Dataset records:
══════════

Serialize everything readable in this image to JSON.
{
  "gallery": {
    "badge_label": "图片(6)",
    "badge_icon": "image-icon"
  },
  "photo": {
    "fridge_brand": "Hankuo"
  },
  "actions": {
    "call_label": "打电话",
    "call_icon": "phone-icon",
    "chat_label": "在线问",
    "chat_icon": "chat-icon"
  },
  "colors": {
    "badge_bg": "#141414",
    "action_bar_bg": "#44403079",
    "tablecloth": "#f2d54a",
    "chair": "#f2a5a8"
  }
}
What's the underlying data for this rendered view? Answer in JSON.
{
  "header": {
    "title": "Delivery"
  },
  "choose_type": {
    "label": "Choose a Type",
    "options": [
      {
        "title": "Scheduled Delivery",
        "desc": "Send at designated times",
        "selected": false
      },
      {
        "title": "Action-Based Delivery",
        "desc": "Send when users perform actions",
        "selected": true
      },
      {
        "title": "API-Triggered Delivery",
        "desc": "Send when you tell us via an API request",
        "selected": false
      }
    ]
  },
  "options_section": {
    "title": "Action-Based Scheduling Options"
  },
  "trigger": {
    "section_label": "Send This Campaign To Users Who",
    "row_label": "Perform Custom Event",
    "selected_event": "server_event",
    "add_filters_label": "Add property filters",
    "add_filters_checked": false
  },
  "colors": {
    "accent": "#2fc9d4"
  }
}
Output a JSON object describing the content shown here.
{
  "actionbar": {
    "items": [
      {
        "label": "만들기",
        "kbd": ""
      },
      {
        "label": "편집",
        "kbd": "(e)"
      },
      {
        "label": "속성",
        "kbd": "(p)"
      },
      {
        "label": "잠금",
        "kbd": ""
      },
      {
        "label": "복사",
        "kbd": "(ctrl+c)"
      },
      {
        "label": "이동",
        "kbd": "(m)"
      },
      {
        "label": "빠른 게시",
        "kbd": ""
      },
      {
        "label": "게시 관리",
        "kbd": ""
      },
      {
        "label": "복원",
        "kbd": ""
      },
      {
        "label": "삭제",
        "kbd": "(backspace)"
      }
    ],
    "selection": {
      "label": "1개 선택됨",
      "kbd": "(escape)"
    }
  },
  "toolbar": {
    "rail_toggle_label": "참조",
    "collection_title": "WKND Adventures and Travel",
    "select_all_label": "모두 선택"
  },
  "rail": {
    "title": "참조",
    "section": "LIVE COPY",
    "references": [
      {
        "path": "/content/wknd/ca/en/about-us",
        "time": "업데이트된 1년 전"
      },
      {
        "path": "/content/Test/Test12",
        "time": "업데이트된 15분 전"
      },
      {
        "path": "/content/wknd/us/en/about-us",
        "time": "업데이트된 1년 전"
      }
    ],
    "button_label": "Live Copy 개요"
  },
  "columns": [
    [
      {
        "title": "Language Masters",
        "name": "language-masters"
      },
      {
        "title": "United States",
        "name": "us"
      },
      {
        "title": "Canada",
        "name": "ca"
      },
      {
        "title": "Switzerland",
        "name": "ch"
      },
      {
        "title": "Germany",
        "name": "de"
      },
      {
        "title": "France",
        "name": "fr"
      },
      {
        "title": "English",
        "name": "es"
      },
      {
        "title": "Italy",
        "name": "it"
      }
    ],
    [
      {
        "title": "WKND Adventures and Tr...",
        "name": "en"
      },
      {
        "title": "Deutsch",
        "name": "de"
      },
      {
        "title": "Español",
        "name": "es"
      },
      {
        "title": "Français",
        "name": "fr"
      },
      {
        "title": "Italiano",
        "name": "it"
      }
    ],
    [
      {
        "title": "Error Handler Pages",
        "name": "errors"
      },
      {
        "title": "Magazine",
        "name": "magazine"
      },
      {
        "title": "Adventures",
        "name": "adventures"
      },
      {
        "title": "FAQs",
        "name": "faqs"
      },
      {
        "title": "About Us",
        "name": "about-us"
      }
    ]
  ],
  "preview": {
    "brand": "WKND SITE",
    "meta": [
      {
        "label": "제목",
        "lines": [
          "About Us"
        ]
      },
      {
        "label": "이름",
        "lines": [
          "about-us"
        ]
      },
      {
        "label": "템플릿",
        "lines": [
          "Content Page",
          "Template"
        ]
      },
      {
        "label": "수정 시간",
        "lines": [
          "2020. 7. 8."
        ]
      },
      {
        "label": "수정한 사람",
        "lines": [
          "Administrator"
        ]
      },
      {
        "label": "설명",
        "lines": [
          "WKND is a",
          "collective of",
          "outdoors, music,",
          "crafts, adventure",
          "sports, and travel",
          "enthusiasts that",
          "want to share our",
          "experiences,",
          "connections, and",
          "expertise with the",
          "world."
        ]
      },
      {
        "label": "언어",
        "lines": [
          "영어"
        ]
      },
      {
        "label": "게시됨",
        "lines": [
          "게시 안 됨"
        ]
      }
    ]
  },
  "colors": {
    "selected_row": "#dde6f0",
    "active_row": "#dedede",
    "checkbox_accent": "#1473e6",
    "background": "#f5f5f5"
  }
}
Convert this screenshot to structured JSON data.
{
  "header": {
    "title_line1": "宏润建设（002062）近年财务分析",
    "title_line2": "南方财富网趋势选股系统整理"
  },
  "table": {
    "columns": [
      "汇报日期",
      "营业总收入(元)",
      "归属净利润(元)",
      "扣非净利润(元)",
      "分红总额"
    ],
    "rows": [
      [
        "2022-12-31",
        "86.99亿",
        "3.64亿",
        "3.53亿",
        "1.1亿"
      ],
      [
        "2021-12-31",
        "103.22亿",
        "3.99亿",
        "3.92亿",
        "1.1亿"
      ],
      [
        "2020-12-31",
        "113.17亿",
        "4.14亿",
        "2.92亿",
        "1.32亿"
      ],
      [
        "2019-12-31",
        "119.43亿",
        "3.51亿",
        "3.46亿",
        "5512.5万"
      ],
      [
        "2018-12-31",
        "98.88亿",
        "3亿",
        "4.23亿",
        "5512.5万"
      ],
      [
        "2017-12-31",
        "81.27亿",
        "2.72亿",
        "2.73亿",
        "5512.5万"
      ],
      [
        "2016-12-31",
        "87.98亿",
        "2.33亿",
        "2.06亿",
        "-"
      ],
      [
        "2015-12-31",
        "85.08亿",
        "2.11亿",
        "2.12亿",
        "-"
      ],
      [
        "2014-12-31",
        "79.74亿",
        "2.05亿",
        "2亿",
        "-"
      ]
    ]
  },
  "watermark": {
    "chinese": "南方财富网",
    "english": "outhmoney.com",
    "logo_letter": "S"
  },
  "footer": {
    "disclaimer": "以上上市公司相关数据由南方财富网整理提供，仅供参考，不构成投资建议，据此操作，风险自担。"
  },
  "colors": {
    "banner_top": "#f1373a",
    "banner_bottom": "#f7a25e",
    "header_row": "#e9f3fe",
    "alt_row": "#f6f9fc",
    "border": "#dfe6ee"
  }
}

══════════

Print again each line of the listing above, exactly as it appears.

• Correct result
Serialize everything readable in this image to JSON.
{
  "gallery": {
    "badge_label": "图片(6)",
    "badge_icon": "image-icon"
  },
  "photo": {
    "fridge_brand": "Hankuo"
  },
  "actions": {
    "call_label": "打电话",
    "call_icon": "phone-icon",
    "chat_label": "在线问",
    "chat_icon": "chat-icon"
  },
  "colors": {
    "badge_bg": "#141414",
    "action_bar_bg": "#44403079",
    "tablecloth": "#f2d54a",
    "chair": "#f2a5a8"
  }
}
What's the underlying data for this rendered view? Answer in JSON.
{
  "header": {
    "title": "Delivery"
  },
  "choose_type": {
    "label": "Choose a Type",
    "options": [
      {
        "title": "Scheduled Delivery",
        "desc": "Send at designated times",
        "selected": false
      },
      {
        "title": "Action-Based Delivery",
        "desc": "Send when users perform actions",
        "selected": true
      },
      {
        "title": "API-Triggered Delivery",
        "desc": "Send when you tell us via an API request",
        "selected": false
      }
    ]
  },
  "options_section": {
    "title": "Action-Based Scheduling Options"
  },
  "trigger": {
    "section_label": "Send This Campaign To Users Who",
    "row_label": "Perform Custom Event",
    "selected_event": "server_event",
    "add_filters_label": "Add property filters",
    "add_filters_checked": false
  },
  "colors": {
    "accent": "#2fc9d4"
  }
}
Output a JSON object describing the content shown here.
{
  "actionbar": {
    "items": [
      {
        "label": "만들기",
        "kbd": ""
      },
      {
        "label": "편집",
        "kbd": "(e)"
      },
      {
        "label": "속성",
        "kbd": "(p)"
      },
      {
        "label": "잠금",
        "kbd": ""
      },
      {
        "label": "복사",
        "kbd": "(ctrl+c)"
      },
      {
        "label": "이동",
        "kbd": "(m)"
      },
      {
        "label": "빠른 게시",
        "kbd": ""
      },
      {
        "label": "게시 관리",
        "kbd": ""
      },
      {
        "label": "복원",
        "kbd": ""
      },
      {
        "label": "삭제",
        "kbd": "(backspace)"
      }
    ],
    "selection": {
      "label": "1개 선택됨",
      "kbd": "(escape)"
    }
  },
  "toolbar": {
    "rail_toggle_label": "참조",
    "collection_title": "WKND Adventures and Travel",
    "select_all_label": "모두 선택"
  },
  "rail": {
    "title": "참조",
    "section": "LIVE COPY",
    "references": [
      {
        "path": "/content/wknd/ca/en/about-us",
        "time": "업데이트된 1년 전"
      },
      {
        "path": "/content/Test/Test12",
        "time": "업데이트된 15분 전"
      },
      {
        "path": "/content/wknd/us/en/about-us",
        "time": "업데이트된 1년 전"
      }
    ],
    "button_label": "Live Copy 개요"
  },
  "columns": [
    [
      {
        "title": "Language Masters",
        "name": "language-masters"
      },
      {
        "title": "United States",
        "name": "us"
      },
      {
        "title": "Canada",
        "name": "ca"
      },
      {
        "title": "Switzerland",
        "name": "ch"
      },
      {
        "title": "Germany",
        "name": "de"
      },
      {
        "title": "France",
        "name": "fr"
      },
      {
        "title": "English",
        "name": "es"
      },
      {
        "title": "Italy",
        "name": "it"
      }
    ],
    [
      {
        "title": "WKND Adventures and Tr...",
        "name": "en"
      },
      {
        "title": "Deutsch",
        "name": "de"
      },
      {
        "title": "Español",
        "name": "es"
      },
      {
        "title": "Français",
        "name": "fr"
      },
      {
        "title": "Italiano",
        "name": "it"
      }
    ],
    [
      {
        "title": "Error Handler Pages",
        "name": "errors"
      },
      {
        "title": "Magazine",
        "name": "magazine"
      },
      {
        "title": "Adventures",
        "name": "adventures"
      },
      {
        "title": "FAQs",
        "name": "faqs"
      },
      {
        "title": "About Us",
        "name": "about-us"
      }
    ]
  ],
  "preview": {
    "brand": "WKND SITE",
    "meta": [
      {
        "label": "제목",
        "lines": [
          "About Us"
        ]
      },
      {
        "label": "이름",
        "lines": [
          "about-us"
        ]
      },
      {
        "label": "템플릿",
        "lines": [
          "Content Page",
          "Template"
        ]
      },
      {
        "label": "수정 시간",
        "lines": [
          "2020. 7. 8."
        ]
      },
      {
        "label": "수정한 사람",
        "lines": [
          "Administrator"
        ]
      },
      {
        "label": "설명",
        "lines": [
          "WKND is a",
          "collective of",
          "outdoors, music,",
          "crafts, adventure",
          "sports, and travel",
          "enthusiasts that",
          "want to share our",
          "experiences,",
          "connections, and",
          "expertise with the",
          "world."
        ]
      },
      {
        "label": "언어",
        "lines": [
          "영어"
        ]
      },
      {
        "label": "게시됨",
        "lines": [
          "게시 안 됨"
        ]
      }
    ]
  },
  "colors": {
    "selected_row": "#dde6f0",
    "active_row": "#dedede",
    "checkbox_accent": "#1473e6",
    "background": "#f5f5f5"
  }
}
Convert this screenshot to structured JSON data.
{
  "header": {
    "title_line1": "宏润建设（002062）近年财务分析",
    "title_line2": "南方财富网趋势选股系统整理"
  },
  "table": {
    "columns": [
      "汇报日期",
      "营业总收入(元)",
      "归属净利润(元)",
      "扣非净利润(元)",
      "分红总额"
    ],
    "rows": [
      [
        "2022-12-31",
        "86.99亿",
        "3.64亿",
        "3.53亿",
        "1.1亿"
      ],
      [
        "2021-12-31",
        "103.22亿",
        "3.99亿",
        "3.92亿",
        "1.1亿"
      ],
      [
        "2020-12-31",
        "113.17亿",
        "4.14亿",
        "2.92亿",
        "1.32亿"
      ],
      [
        "2019-12-31",
        "119.43亿",
        "3.51亿",
        "3.46亿",
        "5512.5万"
      ],
      [
        "2018-12-31",
        "98.88亿",
        "3亿",
        "4.23亿",
        "5512.5万"
      ],
      [
        "2017-12-31",
        "81.27亿",
        "2.72亿",
        "2.73亿",
        "5512.5万"
      ],
      [
        "2016-12-31",
        "87.98亿",
        "2.33亿",
        "2.06亿",
        "-"
      ],
      [
        "2015-12-31",
        "85.08亿",
        "2.11亿",
        "2.12亿",
        "-"
      ],
      [
        "2014-12-31",
        "79.74亿",
        "2.05亿",
        "2亿",
        "-"
      ]
    ]
  },
  "watermark": {
    "chinese": "南方财富网",
    "english": "outhmoney.com",
    "logo_letter": "S"
  },
  "footer": {
    "disclaimer": "以上上市公司相关数据由南方财富网整理提供，仅供参考，不构成投资建议，据此操作，风险自担。"
  },
  "colors": {
    "banner_top": "#f1373a",
    "banner_bottom": "#f7a25e",
    "header_row": "#e9f3fe",
    "alt_row": "#f6f9fc",
    "border": "#dfe6ee"
  }
}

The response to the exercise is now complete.